**GIVEN INSTRUCTION:** Pick out all lines with the word "Помощь" from the records that follow.

[TASK INPUTS start]

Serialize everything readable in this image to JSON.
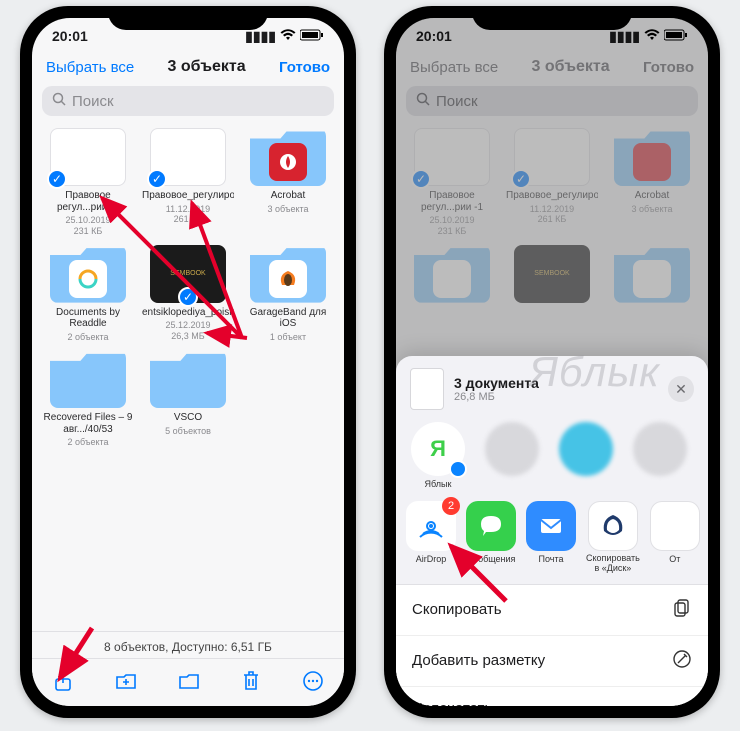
{
  "status": {
    "time": "20:01",
    "signal": "▮▮▮▮",
    "wifi": "wifi",
    "battery": "batt"
  },
  "left": {
    "nav": {
      "select_all": "Выбрать все",
      "title": "3 объекта",
      "done": "Готово"
    },
    "search_placeholder": "Поиск",
    "items": [
      {
        "name": "Правовое регул...рии -1",
        "date": "25.10.2019",
        "size": "231 КБ",
        "type": "doc",
        "selected": true
      },
      {
        "name": "Правовое_регулиро...еской",
        "date": "11.12.2019",
        "size": "261 КБ",
        "type": "doc",
        "selected": true
      },
      {
        "name": "Acrobat",
        "meta": "3 объекта",
        "type": "folder",
        "icon_bg": "#d7232f"
      },
      {
        "name": "Documents by Readdle",
        "meta": "2 объекта",
        "type": "folder",
        "icon_bg": "#ffffff"
      },
      {
        "name": "entsiklopediya_poisko...heniya",
        "date": "25.12.2019",
        "size": "26,3 МБ",
        "type": "book",
        "selected": true
      },
      {
        "name": "GarageBand для iOS",
        "meta": "1 объект",
        "type": "folder",
        "icon_bg": "#ffffff"
      },
      {
        "name": "Recovered Files – 9 авг.../40/53",
        "meta": "2 объекта",
        "type": "folder"
      },
      {
        "name": "VSCO",
        "meta": "5 объектов",
        "type": "folder"
      }
    ],
    "footer": "8 объектов, Доступно: 6,51 ГБ"
  },
  "right": {
    "nav": {
      "select_all": "Выбрать все",
      "title": "3 объекта",
      "done": "Готово"
    },
    "search_placeholder": "Поиск",
    "sheet": {
      "title": "3 документа",
      "subtitle": "26,8 МБ",
      "contacts": [
        {
          "label": "Яблык",
          "color": "#3ecf4a",
          "letter": "Я"
        },
        {
          "label": "",
          "color": "#b9b9bd"
        },
        {
          "label": "",
          "color": "#46c3e6"
        },
        {
          "label": "",
          "color": "#b9b9bd"
        }
      ],
      "apps": [
        {
          "label": "AirDrop",
          "color": "#f7f7f8",
          "icon": "airdrop",
          "badge": "2"
        },
        {
          "label": "Сообщения",
          "color": "#35d04c",
          "icon": "msg"
        },
        {
          "label": "Почта",
          "color": "#2f8cff",
          "icon": "mail"
        },
        {
          "label": "Скопировать в «Диск»",
          "color": "#ffffff",
          "icon": "disk"
        },
        {
          "label": "От",
          "color": "#ffffff",
          "icon": ""
        }
      ],
      "actions": [
        {
          "label": "Скопировать",
          "icon": "copy"
        },
        {
          "label": "Добавить разметку",
          "icon": "markup"
        },
        {
          "label": "Напечатать",
          "icon": "print"
        }
      ]
    }
  }
}
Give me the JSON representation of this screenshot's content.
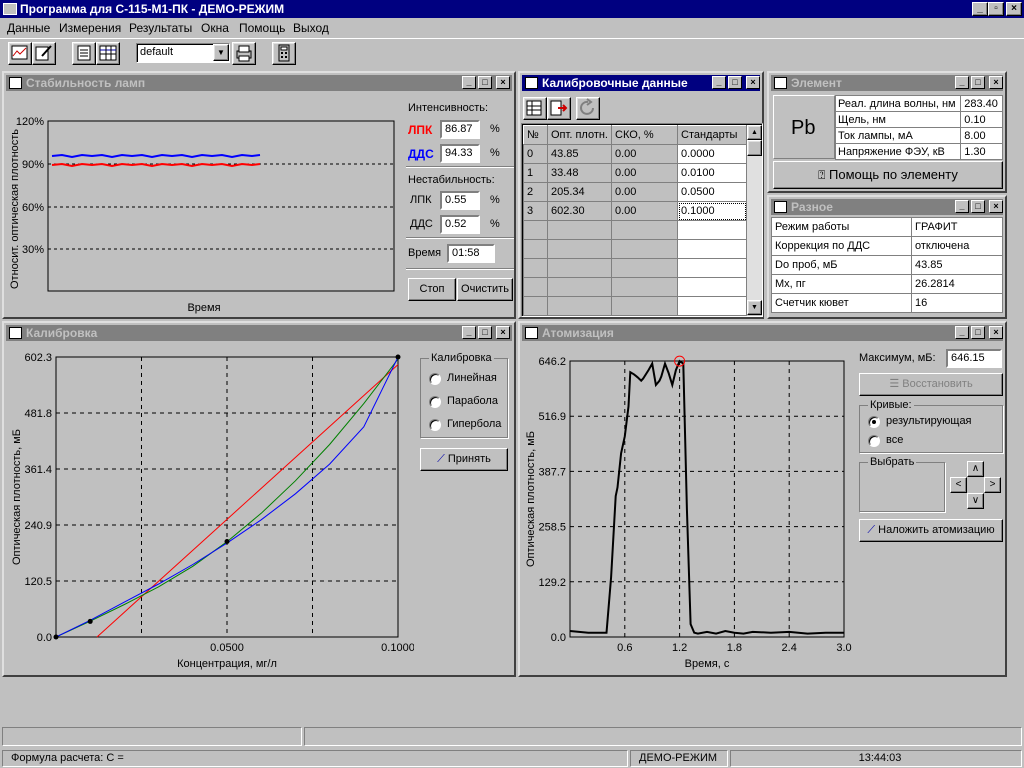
{
  "app": {
    "title": "Программа для С-115-М1-ПК - ДЕМО-РЕЖИМ"
  },
  "menu": [
    "Данные",
    "Измерения",
    "Результаты",
    "Окна",
    "Помощь",
    "Выход"
  ],
  "toolbar": {
    "profile": "default"
  },
  "stability": {
    "title": "Стабильность ламп",
    "ylabel": "Относит. оптическая плотность",
    "xlabel": "Время",
    "yticks": [
      "120%",
      "90%",
      "60%",
      "30%"
    ],
    "intensity_label": "Интенсивность:",
    "lpk_label": "ЛПК",
    "lpk_value": "86.87",
    "dds_label": "ДДС",
    "dds_value": "94.33",
    "percent": "%",
    "instability_label": "Нестабильность:",
    "lpk2_label": "ЛПК",
    "lpk2_value": "0.55",
    "dds2_label": "ДДС",
    "dds2_value": "0.52",
    "time_label": "Время",
    "time_value": "01:58",
    "stop": "Стоп",
    "clear": "Очистить",
    "colors": {
      "lpk": "#ff0000",
      "dds": "#0000ff"
    }
  },
  "calib_data": {
    "title": "Калибровочные данные",
    "headers": [
      "№",
      "Опт. плотн.",
      "СКО, %",
      "Стандарты"
    ],
    "rows": [
      [
        "0",
        "43.85",
        "0.00",
        "0.0000"
      ],
      [
        "1",
        "33.48",
        "0.00",
        "0.0100"
      ],
      [
        "2",
        "205.34",
        "0.00",
        "0.0500"
      ],
      [
        "3",
        "602.30",
        "0.00",
        "0.1000"
      ]
    ]
  },
  "element": {
    "title": "Элемент",
    "symbol": "Pb",
    "params": [
      [
        "Реал. длина волны, нм",
        "283.40"
      ],
      [
        "Щель, нм",
        "0.10"
      ],
      [
        "Ток лампы, мА",
        "8.00"
      ],
      [
        "Напряжение ФЭУ, кВ",
        "1.30"
      ]
    ],
    "help_button": "Помощь по элементу"
  },
  "misc": {
    "title": "Разное",
    "rows": [
      [
        "Режим работы",
        "ГРАФИТ"
      ],
      [
        "Коррекция по ДДС",
        "отключена"
      ],
      [
        "Do проб, мБ",
        "43.85"
      ],
      [
        "Mx, пг",
        "26.2814"
      ],
      [
        "Счетчик кювет",
        "16"
      ]
    ]
  },
  "calibration": {
    "title": "Калибровка",
    "group_label": "Калибровка",
    "options": [
      "Линейная",
      "Парабола",
      "Гипербола"
    ],
    "accept": "Принять"
  },
  "atomization": {
    "title": "Атомизация",
    "max_label": "Максимум, мБ:",
    "max_value": "646.15",
    "restore": "Восстановить",
    "curves_label": "Кривые:",
    "curve_options": [
      "результирующая",
      "все"
    ],
    "select_label": "Выбрать",
    "overlay": "Наложить атомизацию"
  },
  "chart_data": [
    {
      "type": "line",
      "title": "Калибровка",
      "xlabel": "Концентрация, мг/л",
      "ylabel": "Оптическая плотность, мБ",
      "xlim": [
        0,
        0.1
      ],
      "ylim": [
        0,
        602.3
      ],
      "xticks": [
        "0.0500",
        "0.1000"
      ],
      "yticks": [
        "602.3",
        "481.8",
        "361.4",
        "240.9",
        "120.5",
        "0.0"
      ],
      "points": [
        [
          0,
          0
        ],
        [
          0.01,
          33.48
        ],
        [
          0.05,
          205.34
        ],
        [
          0.1,
          602.3
        ]
      ],
      "series": [
        {
          "color": "#ff0000",
          "x": [
            0.012,
            0.1
          ],
          "y": [
            0,
            586
          ]
        },
        {
          "color": "#008000",
          "x": [
            0,
            0.01,
            0.02,
            0.03,
            0.04,
            0.05,
            0.06,
            0.07,
            0.08,
            0.09,
            0.1
          ],
          "y": [
            0,
            34,
            70,
            108,
            152,
            205,
            266,
            336,
            414,
            502,
            598
          ]
        },
        {
          "color": "#0000ff",
          "x": [
            0,
            0.01,
            0.02,
            0.03,
            0.04,
            0.05,
            0.06,
            0.07,
            0.08,
            0.09,
            0.1
          ],
          "y": [
            0,
            36,
            75,
            114,
            156,
            202,
            252,
            308,
            372,
            452,
            602
          ]
        }
      ],
      "grid": true
    },
    {
      "type": "line",
      "title": "Атомизация",
      "xlabel": "Время, с",
      "ylabel": "Оптическая плотность, мБ",
      "xlim": [
        0,
        3.0
      ],
      "ylim": [
        0,
        646.2
      ],
      "xticks": [
        "0.6",
        "1.2",
        "1.8",
        "2.4",
        "3.0"
      ],
      "yticks": [
        "646.2",
        "516.9",
        "387.7",
        "258.5",
        "129.2",
        "0.0"
      ],
      "series": [
        {
          "color": "#000000",
          "x": [
            0.0,
            0.2,
            0.4,
            0.45,
            0.5,
            0.52,
            0.56,
            0.6,
            0.64,
            0.66,
            0.7,
            0.74,
            0.78,
            0.8,
            0.86,
            0.9,
            0.94,
            0.98,
            1.0,
            1.04,
            1.08,
            1.12,
            1.16,
            1.2,
            1.24,
            1.28,
            1.32,
            1.36,
            1.4,
            1.5,
            1.6,
            1.7,
            1.8,
            1.9,
            2.0,
            2.2,
            2.4,
            2.6,
            2.8,
            3.0
          ],
          "y": [
            14,
            10,
            10,
            140,
            330,
            350,
            430,
            470,
            540,
            620,
            615,
            608,
            600,
            605,
            625,
            640,
            590,
            600,
            610,
            640,
            618,
            590,
            625,
            646,
            640,
            300,
            30,
            10,
            8,
            12,
            8,
            14,
            10,
            8,
            12,
            10,
            12,
            8,
            10,
            10
          ]
        }
      ],
      "marker": [
        1.2,
        646
      ],
      "grid": true
    }
  ],
  "status": {
    "formula": "Формула расчета: C =",
    "mode": "ДЕМО-РЕЖИМ",
    "time": "13:44:03"
  }
}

[TASK INPUTS end]

**SOLUTION FOR THIS PROBLEM:**
    "Помощь",
    "help_button": "Помощь по элементу"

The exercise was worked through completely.